** BEGIN Task material **

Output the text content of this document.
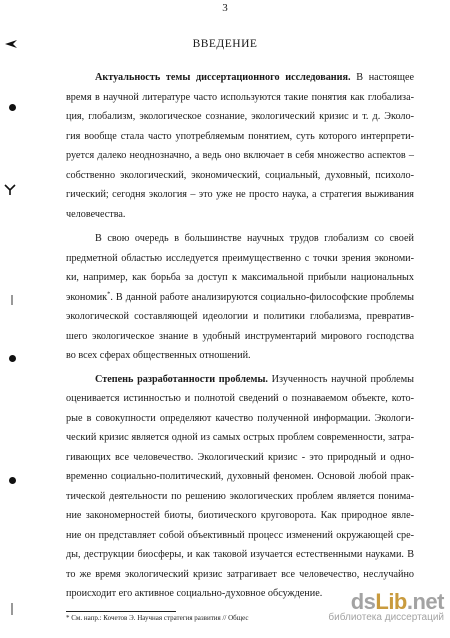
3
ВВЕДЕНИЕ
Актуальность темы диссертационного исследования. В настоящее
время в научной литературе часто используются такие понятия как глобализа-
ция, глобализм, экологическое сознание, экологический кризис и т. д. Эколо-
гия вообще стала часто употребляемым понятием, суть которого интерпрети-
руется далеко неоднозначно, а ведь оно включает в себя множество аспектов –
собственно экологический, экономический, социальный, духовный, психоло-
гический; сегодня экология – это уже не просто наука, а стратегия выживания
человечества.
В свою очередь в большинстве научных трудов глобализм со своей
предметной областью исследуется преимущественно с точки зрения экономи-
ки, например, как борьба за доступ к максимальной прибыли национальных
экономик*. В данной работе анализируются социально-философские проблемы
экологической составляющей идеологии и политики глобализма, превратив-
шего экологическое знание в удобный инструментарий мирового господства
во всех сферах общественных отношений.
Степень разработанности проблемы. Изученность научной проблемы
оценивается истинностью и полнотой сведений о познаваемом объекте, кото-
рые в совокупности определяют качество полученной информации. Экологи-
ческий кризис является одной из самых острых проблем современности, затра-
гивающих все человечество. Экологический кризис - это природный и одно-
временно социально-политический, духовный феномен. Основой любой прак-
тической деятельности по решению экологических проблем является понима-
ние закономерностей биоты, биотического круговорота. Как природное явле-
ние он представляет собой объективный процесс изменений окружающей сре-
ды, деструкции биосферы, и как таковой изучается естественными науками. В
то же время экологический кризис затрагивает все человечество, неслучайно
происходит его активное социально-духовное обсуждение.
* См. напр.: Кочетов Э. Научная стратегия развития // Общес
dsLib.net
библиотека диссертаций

** END Task material **
** BEGIN Task material **

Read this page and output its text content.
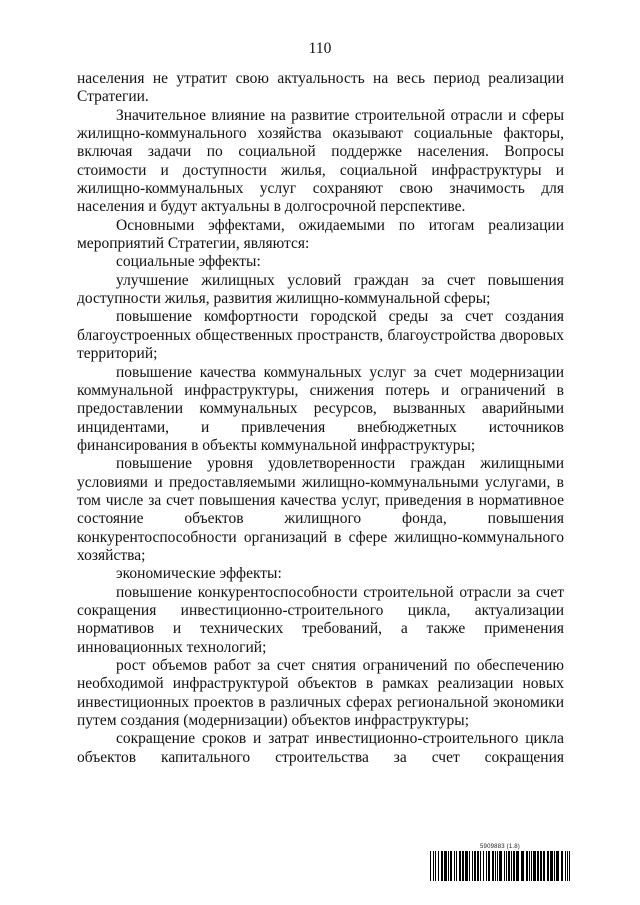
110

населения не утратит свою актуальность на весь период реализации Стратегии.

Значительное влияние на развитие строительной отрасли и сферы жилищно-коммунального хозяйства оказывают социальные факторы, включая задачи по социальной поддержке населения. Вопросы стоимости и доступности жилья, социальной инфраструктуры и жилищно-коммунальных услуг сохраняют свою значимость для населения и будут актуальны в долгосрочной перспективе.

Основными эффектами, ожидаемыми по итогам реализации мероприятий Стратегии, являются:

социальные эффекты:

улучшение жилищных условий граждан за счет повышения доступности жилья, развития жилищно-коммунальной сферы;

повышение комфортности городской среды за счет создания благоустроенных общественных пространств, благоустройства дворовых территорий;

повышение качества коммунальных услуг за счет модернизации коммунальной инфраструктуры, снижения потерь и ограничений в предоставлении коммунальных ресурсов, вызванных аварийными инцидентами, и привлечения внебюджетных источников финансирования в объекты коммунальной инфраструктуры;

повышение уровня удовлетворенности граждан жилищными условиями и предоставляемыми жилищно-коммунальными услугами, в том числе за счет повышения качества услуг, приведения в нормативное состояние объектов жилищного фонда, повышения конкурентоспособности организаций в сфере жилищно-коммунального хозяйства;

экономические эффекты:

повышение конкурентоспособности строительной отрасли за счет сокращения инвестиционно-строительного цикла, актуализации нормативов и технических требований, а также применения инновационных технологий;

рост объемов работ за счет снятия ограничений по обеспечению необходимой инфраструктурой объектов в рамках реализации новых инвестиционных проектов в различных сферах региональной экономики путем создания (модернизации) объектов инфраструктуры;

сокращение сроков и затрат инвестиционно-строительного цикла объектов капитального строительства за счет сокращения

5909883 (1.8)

** END Task material **

### Written exercise
Show every line from the entries above in which "социальные" appears.

### Result
Значительное влияние на развитие строительной отрасли и сферы жилищно-коммунального хозяйства оказывают социальные факторы, включая задачи по социальной поддержке населения. Вопросы стоимости и доступности жилья, социальной инфраструктуры и жилищно-коммунальных услуг сохраняют свою значимость для населения и будут актуальны в долгосрочной перспективе.
социальные эффекты:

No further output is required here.